- **Given instruction**
Reproduce the data below in full and exclude every picture.
───
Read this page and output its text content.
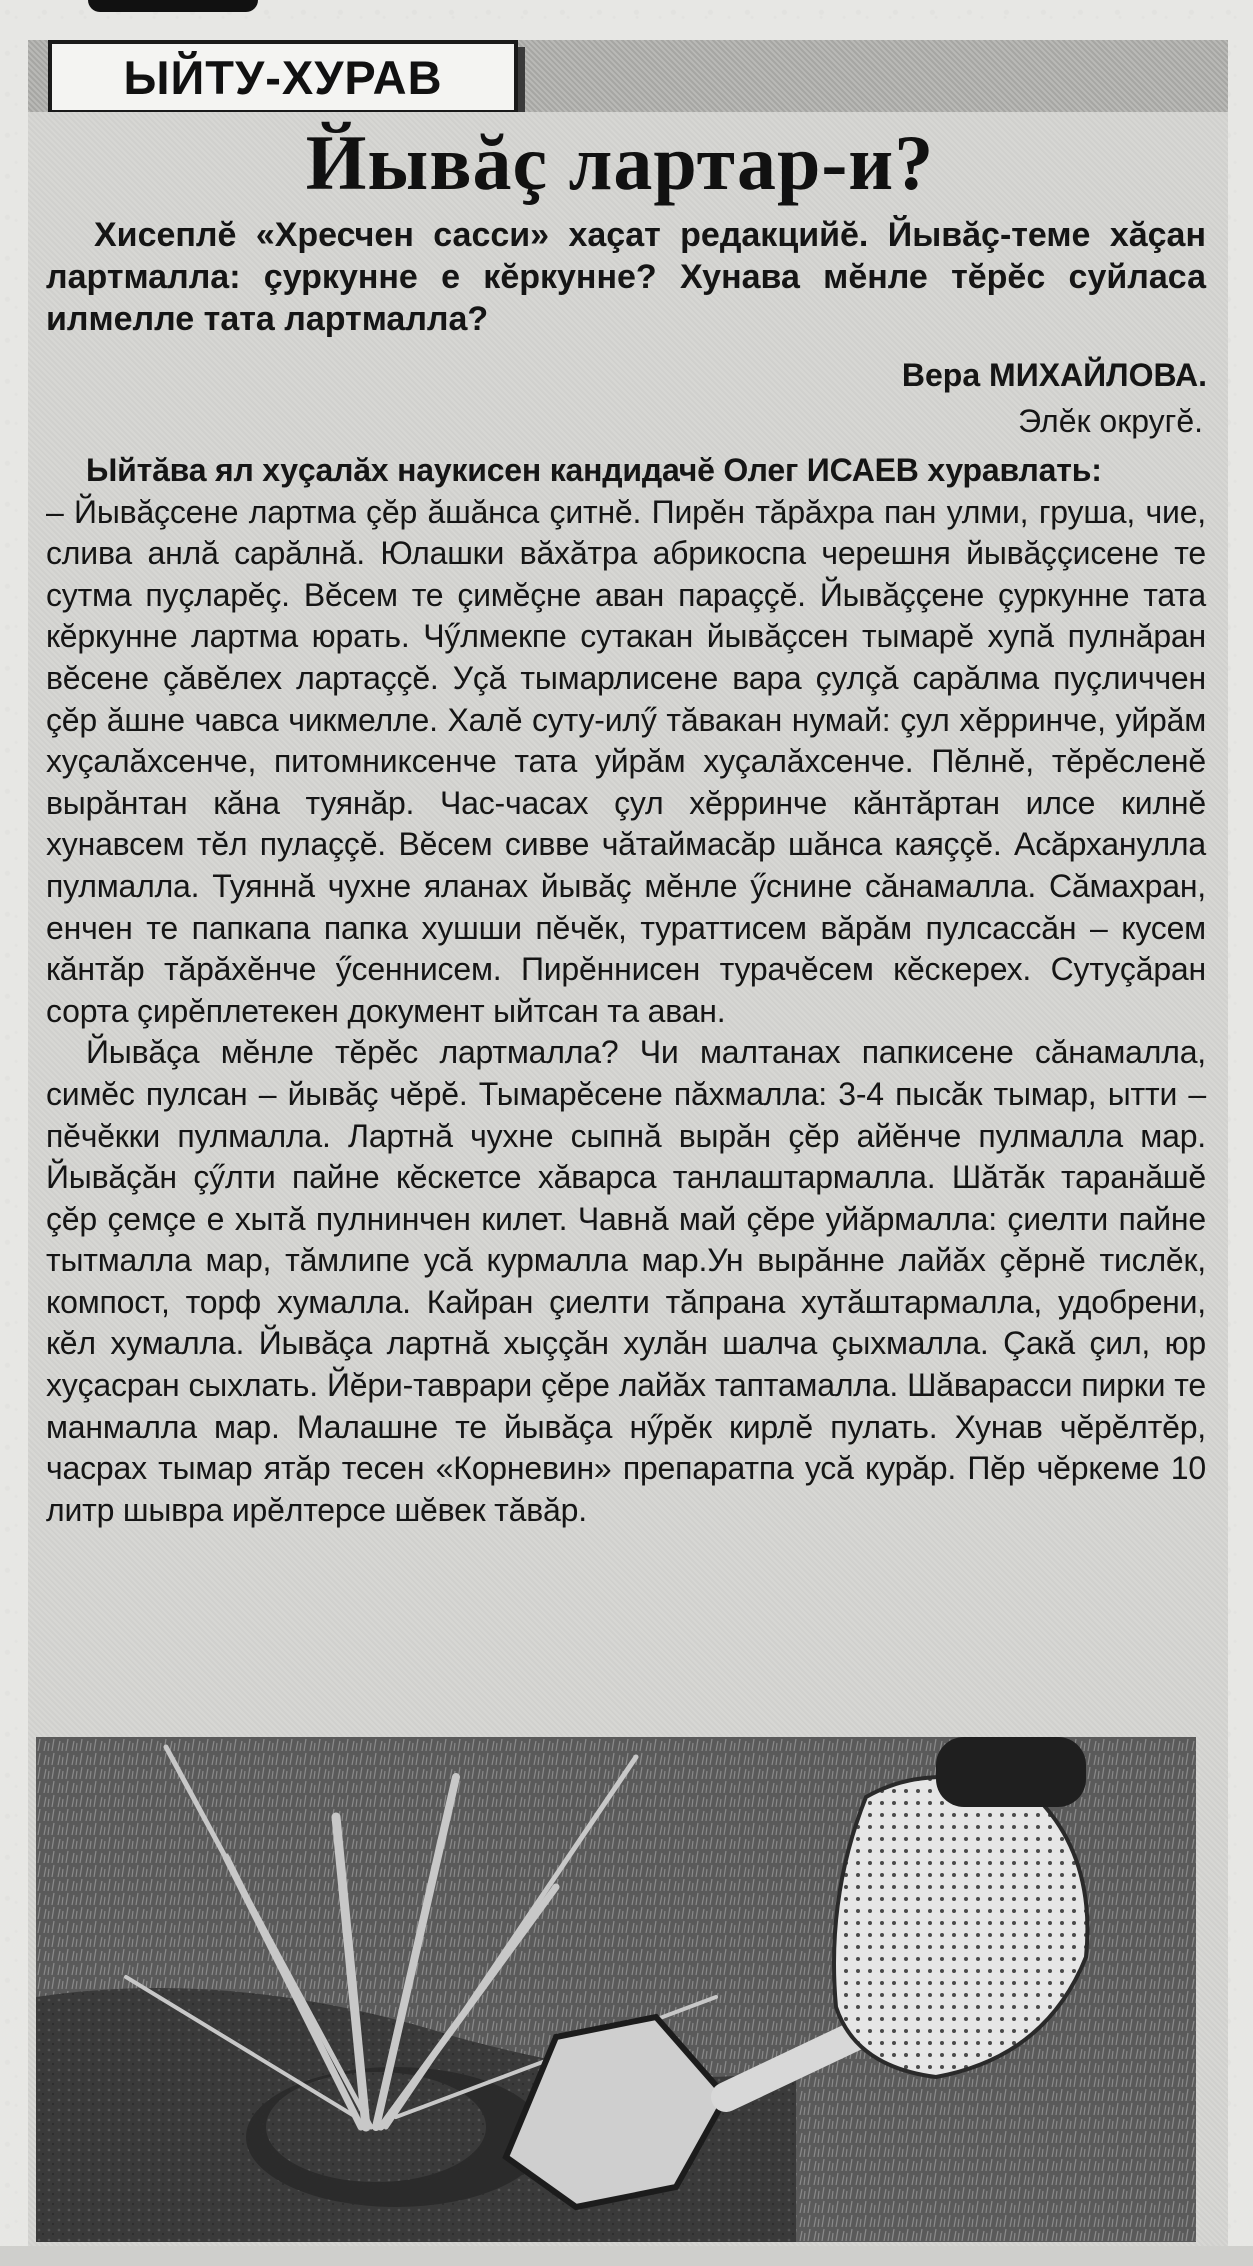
ЫЙТУ-ХУРАВ
Йывăç лартар-и?

Хисеплĕ «Хресчен сасси» хаçат редакцийĕ. Йывăç-теме хăçан лартмалла: çуркунне е кĕркунне? Хунава мĕнле тĕрĕс суйласа илмелле тата лартмалла?

Вера МИХАЙЛОВА.
Элĕк округĕ.

Ыйтăва ял хуçалăх наукисен кандидачĕ Олег ИСАЕВ хуравлать:

– Йывăçсене лартма çĕр ăшăнса çитнĕ. Пирĕн тăрăхра пан улми, груша, чие, слива анлă сарăлнă. Юлашки вăхăтра абрикоспа черешня йывăççисене те сутма пуçларĕç. Вĕсем те çимĕçне аван параççĕ. Йывăççене çуркунне тата кĕркунне лартма юрать. Чӳлмекпе сутакан йывăçсен тымарĕ хупă пулнăран вĕсене çăвĕлех лартаççĕ. Уçă тымарлисене вара çулçă сарăлма пуçличчен çĕр ăшне чавса чикмелле. Халĕ суту-илӳ тăвакан нумай: çул хĕрринче, уйрăм хуçалăхсенче, питомниксенче тата уйрăм хуçалăхсенче. Пĕлнĕ, тĕрĕсленĕ вырăнтан кăна туянăр. Час-часах çул хĕрринче кăнтăртан илсе килнĕ хунавсем тĕл пулаççĕ. Вĕсем сивве чăтаймасăр шăнса каяççĕ. Асăрханулла пулмалла. Туяннă чухне яланах йывăç мĕнле ӳснине сăнамалла. Сăмахран, енчен те папкапа папка хушши пĕчĕк, тураттисем вăрăм пулсассăн – кусем кăнтăр тăрăхĕнче ӳсеннисем. Пирĕннисен турачĕсем кĕскерех. Сутуçăран сорта çирĕплетекен документ ыйтсан та аван.

Йывăça мĕнле тĕрĕс лартмалла? Чи малтанах папкисене сăнамалла, симĕс пулсан – йывăç чĕрĕ. Тымарĕсене пăхмалла: 3-4 пысăк тымар, ытти – пĕчĕкки пулмалла. Лартнă чухне сыпнă вырăн çĕр айĕнче пулмалла мар. Йывăçăн çӳлти пайне кĕскетсе хăварса танлаштармалла. Шăтăк таранăшĕ çĕр çемçе е хытă пулнинчен килет. Чавнă май çĕре уйăрмалла: çиелти пайне тытмалла мар, тăмлипе усă курмалла мар.Ун вырăнне лайăх çĕрнĕ тислĕк, компост, торф хумалла. Кайран çиелти тăпрана хутăштармалла, удобрени, кĕл хумалла. Йывăça лартнă хыççăн хулăн шалча çыхмалла. Çакă çил, юр хуçасран сыхлать. Йĕри-таврари çĕре лайăх таптамалла. Шăварасси пирки те манмалла мар. Малашне те йывăça нӳрĕк кирлĕ пулать. Хунав чĕрĕлтĕр, часрах тымар ятăр тесен «Корневин» препаратпа усă курăр. Пĕр чĕркеме 10 литр шывра ирĕлтерсе шĕвек тăвăр.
───
- **Solution below**
Read this page and output its text content.
ЫЙТУ-ХУРАВ
Йывăç лартар-и?

Хисеплĕ «Хресчен сасси» хаçат редакцийĕ. Йывăç-теме хăçан лартмалла: çуркунне е кĕркунне? Хунава мĕнле тĕрĕс суйласа илмелле тата лартмалла?

Вера МИХАЙЛОВА.
Элĕк округĕ.

Ыйтăва ял хуçалăх наукисен кандидачĕ Олег ИСАЕВ хуравлать:

– Йывăçсене лартма çĕр ăшăнса çитнĕ. Пирĕн тăрăхра пан улми, груша, чие, слива анлă сарăлнă. Юлашки вăхăтра абрикоспа черешня йывăççисене те сутма пуçларĕç. Вĕсем те çимĕçне аван параççĕ. Йывăççене çуркунне тата кĕркунне лартма юрать. Чӳлмекпе сутакан йывăçсен тымарĕ хупă пулнăран вĕсене çăвĕлех лартаççĕ. Уçă тымарлисене вара çулçă сарăлма пуçличчен çĕр ăшне чавса чикмелле. Халĕ суту-илӳ тăвакан нумай: çул хĕрринче, уйрăм хуçалăхсенче, питомниксенче тата уйрăм хуçалăхсенче. Пĕлнĕ, тĕрĕсленĕ вырăнтан кăна туянăр. Час-часах çул хĕрринче кăнтăртан илсе килнĕ хунавсем тĕл пулаççĕ. Вĕсем сивве чăтаймасăр шăнса каяççĕ. Асăрханулла пулмалла. Туяннă чухне яланах йывăç мĕнле ӳснине сăнамалла. Сăмахран, енчен те папкапа папка хушши пĕчĕк, тураттисем вăрăм пулсассăн – кусем кăнтăр тăрăхĕнче ӳсеннисем. Пирĕннисен турачĕсем кĕскерех. Сутуçăран сорта çирĕплетекен документ ыйтсан та аван.

Йывăça мĕнле тĕрĕс лартмалла? Чи малтанах папкисене сăнамалла, симĕс пулсан – йывăç чĕрĕ. Тымарĕсене пăхмалла: 3-4 пысăк тымар, ытти – пĕчĕкки пулмалла. Лартнă чухне сыпнă вырăн çĕр айĕнче пулмалла мар. Йывăçăн çӳлти пайне кĕскетсе хăварса танлаштармалла. Шăтăк таранăшĕ çĕр çемçе е хытă пулнинчен килет. Чавнă май çĕре уйăрмалла: çиелти пайне тытмалла мар, тăмлипе усă курмалла мар.Ун вырăнне лайăх çĕрнĕ тислĕк, компост, торф хумалла. Кайран çиелти тăпрана хутăштармалла, удобрени, кĕл хумалла. Йывăça лартнă хыççăн хулăн шалча çыхмалла. Çакă çил, юр хуçасран сыхлать. Йĕри-таврари çĕре лайăх таптамалла. Шăварасси пирки те манмалла мар. Малашне те йывăça нӳрĕк кирлĕ пулать. Хунав чĕрĕлтĕр, часрах тымар ятăр тесен «Корневин» препаратпа усă курăр. Пĕр чĕркеме 10 литр шывра ирĕлтерсе шĕвек тăвăр.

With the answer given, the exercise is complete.